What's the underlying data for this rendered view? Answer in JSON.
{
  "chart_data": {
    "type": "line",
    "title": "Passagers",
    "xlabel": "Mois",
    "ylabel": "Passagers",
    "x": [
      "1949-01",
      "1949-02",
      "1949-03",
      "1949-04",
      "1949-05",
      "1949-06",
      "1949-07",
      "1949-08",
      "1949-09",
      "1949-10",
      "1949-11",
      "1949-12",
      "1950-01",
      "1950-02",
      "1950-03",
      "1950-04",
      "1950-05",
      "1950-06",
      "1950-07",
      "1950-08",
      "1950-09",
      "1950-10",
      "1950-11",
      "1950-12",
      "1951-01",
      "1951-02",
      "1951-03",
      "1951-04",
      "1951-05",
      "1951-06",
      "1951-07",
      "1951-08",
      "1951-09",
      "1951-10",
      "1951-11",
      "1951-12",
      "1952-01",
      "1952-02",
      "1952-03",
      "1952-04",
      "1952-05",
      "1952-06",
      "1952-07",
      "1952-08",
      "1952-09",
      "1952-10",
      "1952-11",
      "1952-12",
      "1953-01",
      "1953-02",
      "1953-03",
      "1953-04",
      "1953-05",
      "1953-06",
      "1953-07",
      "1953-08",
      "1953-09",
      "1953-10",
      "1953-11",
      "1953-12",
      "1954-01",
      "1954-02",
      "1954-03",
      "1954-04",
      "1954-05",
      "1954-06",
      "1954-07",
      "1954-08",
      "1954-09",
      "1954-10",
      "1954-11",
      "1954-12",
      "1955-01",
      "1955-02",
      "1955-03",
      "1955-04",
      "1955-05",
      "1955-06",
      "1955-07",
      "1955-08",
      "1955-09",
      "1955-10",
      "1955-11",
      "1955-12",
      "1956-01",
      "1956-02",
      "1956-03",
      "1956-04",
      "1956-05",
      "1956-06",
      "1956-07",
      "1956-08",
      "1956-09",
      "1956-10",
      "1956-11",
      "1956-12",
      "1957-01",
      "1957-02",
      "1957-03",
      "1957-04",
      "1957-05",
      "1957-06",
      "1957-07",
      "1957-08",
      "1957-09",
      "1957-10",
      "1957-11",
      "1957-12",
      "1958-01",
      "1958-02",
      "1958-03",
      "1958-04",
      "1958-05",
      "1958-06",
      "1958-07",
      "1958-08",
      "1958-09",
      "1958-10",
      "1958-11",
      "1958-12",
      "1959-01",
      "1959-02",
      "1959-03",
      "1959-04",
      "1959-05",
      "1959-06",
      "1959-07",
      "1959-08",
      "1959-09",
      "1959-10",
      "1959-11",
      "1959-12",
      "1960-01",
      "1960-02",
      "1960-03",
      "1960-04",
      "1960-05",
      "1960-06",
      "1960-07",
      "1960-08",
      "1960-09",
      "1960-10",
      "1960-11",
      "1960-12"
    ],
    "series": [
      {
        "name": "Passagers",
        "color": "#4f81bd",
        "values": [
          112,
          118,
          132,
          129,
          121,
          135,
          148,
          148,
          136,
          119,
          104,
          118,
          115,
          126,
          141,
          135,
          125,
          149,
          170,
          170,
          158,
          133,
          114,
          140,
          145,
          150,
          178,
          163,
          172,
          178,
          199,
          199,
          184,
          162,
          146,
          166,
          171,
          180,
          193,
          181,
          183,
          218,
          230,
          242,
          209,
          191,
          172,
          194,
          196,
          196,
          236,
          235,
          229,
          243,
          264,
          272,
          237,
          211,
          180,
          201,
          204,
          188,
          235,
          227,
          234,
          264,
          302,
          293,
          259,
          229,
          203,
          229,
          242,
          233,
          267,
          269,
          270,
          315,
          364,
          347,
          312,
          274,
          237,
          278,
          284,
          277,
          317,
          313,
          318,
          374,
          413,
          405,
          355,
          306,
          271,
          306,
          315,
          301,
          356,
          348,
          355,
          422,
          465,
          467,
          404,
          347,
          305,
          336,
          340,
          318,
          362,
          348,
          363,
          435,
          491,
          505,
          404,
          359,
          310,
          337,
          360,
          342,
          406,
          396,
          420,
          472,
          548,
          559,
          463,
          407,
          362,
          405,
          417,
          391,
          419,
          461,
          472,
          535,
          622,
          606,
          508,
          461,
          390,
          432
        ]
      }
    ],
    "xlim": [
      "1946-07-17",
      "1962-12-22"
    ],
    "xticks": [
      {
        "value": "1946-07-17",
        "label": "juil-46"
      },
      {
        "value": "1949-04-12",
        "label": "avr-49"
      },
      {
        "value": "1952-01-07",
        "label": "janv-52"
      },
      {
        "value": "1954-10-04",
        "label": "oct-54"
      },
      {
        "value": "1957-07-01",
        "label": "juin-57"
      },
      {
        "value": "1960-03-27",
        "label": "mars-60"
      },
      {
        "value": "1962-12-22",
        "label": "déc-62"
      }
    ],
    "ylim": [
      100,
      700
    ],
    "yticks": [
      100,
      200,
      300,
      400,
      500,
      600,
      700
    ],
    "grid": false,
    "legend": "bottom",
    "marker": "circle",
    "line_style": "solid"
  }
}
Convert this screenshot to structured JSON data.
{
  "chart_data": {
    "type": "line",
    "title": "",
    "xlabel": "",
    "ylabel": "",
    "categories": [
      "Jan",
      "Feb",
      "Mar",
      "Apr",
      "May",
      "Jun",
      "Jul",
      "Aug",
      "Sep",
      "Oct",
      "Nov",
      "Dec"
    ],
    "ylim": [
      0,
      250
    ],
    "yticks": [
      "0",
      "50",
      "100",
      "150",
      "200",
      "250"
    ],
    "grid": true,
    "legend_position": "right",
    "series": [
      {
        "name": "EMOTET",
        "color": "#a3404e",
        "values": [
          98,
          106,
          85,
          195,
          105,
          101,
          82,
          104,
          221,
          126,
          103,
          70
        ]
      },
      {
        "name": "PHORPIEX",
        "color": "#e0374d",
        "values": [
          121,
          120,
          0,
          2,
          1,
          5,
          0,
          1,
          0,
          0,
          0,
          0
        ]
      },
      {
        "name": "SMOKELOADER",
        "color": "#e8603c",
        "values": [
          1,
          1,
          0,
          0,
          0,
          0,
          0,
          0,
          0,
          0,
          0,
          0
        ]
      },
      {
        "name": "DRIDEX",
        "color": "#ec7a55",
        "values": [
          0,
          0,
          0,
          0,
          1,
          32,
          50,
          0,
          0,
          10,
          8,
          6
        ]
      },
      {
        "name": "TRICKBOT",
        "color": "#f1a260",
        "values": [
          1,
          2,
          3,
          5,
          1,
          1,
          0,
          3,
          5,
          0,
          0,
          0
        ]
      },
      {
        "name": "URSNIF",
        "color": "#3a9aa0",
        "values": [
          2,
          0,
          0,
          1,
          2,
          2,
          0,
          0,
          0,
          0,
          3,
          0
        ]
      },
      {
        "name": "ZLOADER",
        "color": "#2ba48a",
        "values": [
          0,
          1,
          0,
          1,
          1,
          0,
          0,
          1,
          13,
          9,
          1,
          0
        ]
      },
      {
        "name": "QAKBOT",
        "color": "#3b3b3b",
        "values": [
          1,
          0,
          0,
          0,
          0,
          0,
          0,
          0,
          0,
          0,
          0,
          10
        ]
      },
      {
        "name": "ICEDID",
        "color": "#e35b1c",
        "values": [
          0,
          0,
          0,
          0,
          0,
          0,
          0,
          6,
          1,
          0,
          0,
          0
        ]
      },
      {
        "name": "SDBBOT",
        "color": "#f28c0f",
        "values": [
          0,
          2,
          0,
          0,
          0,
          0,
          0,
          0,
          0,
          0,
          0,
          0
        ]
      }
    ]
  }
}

** What to do **
Copy every line of the records above that contains "name".

** Reply to the task **
        "name": "Passagers",
        "name": "EMOTET",
        "name": "PHORPIEX",
        "name": "SMOKELOADER",
        "name": "DRIDEX",
        "name": "TRICKBOT",
        "name": "URSNIF",
        "name": "ZLOADER",
        "name": "QAKBOT",
        "name": "ICEDID",
        "name": "SDBBOT",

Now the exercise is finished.